Stored data -
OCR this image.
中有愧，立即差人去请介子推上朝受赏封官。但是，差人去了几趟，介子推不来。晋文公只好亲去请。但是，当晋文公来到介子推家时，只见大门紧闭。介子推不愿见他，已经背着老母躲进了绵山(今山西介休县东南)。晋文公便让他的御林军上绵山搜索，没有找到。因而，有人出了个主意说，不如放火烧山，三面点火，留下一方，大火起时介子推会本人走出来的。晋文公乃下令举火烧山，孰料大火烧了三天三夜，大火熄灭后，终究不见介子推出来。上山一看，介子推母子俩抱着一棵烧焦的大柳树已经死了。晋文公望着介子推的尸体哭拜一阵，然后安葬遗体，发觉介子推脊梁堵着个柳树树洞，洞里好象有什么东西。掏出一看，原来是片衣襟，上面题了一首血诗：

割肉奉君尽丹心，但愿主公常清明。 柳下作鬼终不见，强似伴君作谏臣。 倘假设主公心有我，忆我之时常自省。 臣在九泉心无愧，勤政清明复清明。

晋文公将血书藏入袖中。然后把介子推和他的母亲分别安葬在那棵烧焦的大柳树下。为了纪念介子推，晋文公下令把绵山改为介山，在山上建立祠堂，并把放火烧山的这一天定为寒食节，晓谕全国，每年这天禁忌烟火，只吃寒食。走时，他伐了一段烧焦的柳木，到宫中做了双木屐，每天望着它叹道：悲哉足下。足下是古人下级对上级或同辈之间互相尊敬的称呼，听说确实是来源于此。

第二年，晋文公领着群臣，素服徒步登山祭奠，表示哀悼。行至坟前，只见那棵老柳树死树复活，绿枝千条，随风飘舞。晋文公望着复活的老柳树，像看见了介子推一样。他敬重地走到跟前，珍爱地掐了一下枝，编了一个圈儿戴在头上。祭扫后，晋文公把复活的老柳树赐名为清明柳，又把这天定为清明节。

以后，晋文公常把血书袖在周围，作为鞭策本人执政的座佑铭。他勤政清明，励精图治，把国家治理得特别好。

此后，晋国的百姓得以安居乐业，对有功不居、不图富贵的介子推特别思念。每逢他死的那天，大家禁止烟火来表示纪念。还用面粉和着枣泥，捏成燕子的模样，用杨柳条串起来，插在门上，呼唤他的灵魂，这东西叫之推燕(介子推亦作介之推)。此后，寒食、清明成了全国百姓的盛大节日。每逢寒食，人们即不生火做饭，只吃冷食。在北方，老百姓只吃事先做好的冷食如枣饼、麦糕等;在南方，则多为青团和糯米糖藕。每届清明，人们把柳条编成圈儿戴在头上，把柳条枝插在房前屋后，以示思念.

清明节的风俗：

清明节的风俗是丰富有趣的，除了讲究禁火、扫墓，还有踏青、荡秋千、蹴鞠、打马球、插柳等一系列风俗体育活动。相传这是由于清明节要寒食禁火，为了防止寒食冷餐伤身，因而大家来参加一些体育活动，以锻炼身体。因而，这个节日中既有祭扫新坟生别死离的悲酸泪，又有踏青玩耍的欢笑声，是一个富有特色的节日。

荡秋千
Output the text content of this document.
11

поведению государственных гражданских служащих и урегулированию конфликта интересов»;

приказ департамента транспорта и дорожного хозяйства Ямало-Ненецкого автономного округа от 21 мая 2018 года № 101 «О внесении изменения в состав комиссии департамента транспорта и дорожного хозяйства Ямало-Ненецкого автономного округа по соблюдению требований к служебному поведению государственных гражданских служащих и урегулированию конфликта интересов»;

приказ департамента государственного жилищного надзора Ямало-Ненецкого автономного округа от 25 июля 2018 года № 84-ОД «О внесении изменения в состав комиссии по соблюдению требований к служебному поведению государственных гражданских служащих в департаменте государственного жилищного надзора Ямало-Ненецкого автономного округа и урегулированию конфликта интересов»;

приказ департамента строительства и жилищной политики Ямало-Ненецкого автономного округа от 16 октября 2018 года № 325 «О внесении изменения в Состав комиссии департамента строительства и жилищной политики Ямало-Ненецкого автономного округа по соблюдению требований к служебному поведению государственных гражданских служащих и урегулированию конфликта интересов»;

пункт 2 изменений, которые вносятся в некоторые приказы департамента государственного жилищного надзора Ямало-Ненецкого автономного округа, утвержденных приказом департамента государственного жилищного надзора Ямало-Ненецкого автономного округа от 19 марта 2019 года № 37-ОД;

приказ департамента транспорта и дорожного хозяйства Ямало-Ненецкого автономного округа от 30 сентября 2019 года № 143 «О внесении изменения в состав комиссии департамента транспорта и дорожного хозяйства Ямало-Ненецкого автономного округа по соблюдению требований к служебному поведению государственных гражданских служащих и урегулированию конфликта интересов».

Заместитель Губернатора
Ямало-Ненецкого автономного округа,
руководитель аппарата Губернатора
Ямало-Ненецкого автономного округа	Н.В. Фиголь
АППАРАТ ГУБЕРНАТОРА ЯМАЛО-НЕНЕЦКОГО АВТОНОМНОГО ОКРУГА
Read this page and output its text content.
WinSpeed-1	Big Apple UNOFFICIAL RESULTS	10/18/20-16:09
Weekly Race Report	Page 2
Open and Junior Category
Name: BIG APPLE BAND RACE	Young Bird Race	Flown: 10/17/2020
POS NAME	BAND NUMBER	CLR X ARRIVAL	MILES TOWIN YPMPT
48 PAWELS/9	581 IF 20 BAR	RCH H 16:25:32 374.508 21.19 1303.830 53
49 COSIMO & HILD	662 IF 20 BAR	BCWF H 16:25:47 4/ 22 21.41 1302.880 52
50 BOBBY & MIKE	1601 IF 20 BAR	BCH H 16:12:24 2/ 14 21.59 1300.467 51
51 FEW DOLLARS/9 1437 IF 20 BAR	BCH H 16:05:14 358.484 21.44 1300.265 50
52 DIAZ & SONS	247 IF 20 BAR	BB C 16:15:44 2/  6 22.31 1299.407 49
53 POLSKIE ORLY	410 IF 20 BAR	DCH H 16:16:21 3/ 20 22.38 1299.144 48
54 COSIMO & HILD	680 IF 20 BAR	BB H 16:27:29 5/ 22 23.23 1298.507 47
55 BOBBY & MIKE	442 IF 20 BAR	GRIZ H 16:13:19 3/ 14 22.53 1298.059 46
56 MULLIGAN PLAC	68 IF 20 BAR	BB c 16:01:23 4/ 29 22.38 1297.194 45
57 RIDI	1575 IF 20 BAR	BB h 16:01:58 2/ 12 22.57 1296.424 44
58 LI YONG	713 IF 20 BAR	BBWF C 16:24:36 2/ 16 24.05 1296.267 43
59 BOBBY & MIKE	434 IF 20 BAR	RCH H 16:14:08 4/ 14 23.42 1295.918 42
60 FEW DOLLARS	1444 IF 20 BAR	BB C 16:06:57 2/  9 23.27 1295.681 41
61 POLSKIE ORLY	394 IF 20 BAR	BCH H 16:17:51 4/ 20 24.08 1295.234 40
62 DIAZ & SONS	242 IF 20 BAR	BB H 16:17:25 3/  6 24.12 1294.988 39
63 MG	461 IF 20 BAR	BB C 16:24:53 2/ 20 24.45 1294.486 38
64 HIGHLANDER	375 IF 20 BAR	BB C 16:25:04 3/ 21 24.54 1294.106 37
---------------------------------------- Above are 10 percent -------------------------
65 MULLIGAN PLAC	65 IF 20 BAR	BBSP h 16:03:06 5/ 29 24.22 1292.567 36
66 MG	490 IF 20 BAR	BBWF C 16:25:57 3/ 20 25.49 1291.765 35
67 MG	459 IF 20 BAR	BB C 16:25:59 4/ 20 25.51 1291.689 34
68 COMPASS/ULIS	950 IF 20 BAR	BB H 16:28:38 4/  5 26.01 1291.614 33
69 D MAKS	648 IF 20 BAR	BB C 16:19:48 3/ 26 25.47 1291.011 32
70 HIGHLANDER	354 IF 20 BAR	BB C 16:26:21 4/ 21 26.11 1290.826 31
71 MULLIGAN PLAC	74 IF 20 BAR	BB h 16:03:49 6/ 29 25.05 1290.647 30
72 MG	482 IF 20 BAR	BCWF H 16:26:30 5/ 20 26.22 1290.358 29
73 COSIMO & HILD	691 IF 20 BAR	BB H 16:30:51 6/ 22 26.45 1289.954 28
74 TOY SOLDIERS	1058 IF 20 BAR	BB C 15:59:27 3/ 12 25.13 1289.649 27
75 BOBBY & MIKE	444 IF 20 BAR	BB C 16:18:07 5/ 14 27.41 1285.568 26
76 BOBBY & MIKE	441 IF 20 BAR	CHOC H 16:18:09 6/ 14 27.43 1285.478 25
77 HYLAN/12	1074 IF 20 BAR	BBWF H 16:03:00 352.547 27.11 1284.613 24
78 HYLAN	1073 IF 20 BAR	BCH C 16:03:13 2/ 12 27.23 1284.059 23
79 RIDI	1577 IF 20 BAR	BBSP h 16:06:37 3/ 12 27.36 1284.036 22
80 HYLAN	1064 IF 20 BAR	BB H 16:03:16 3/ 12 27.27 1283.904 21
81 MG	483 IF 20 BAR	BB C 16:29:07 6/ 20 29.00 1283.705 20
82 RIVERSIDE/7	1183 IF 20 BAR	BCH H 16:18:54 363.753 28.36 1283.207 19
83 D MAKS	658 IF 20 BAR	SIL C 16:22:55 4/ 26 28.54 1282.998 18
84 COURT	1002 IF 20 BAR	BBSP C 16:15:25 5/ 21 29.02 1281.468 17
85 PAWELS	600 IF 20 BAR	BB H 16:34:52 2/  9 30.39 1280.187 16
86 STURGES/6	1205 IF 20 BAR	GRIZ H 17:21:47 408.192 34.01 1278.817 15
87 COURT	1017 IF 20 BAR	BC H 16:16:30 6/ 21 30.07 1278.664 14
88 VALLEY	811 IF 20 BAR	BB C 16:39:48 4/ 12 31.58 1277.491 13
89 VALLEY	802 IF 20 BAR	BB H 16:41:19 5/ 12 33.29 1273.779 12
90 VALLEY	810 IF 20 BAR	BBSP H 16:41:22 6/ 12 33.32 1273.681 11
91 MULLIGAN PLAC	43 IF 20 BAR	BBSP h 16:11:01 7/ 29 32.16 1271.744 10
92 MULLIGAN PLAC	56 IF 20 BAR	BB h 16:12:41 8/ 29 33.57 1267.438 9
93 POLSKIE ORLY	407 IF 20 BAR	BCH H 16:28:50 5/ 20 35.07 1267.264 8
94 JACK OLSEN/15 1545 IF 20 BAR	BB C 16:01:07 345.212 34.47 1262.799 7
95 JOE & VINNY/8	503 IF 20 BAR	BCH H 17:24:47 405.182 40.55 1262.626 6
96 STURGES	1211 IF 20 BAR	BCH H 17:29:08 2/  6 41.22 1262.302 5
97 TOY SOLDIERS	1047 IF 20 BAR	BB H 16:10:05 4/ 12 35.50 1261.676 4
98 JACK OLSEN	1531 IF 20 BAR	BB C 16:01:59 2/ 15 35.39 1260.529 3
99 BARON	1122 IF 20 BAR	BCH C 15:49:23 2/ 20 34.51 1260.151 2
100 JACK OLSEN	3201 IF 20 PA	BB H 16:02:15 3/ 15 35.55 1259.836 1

WHAT THIS TASK INVOLVES - Return each line of the data that contains the string "BBSP".

EXPECTED ANSWER -
65 MULLIGAN PLAC	65 IF 20 BAR	BBSP h 16:03:06 5/ 29 24.22 1292.567 36
79 RIDI	1577 IF 20 BAR	BBSP h 16:06:37 3/ 12 27.36 1284.036 22
84 COURT	1002 IF 20 BAR	BBSP C 16:15:25 5/ 21 29.02 1281.468 17
90 VALLEY	810 IF 20 BAR	BBSP H 16:41:22 6/ 12 33.32 1273.681 11
91 MULLIGAN PLAC	43 IF 20 BAR	BBSP h 16:11:01 7/ 29 32.16 1271.744 10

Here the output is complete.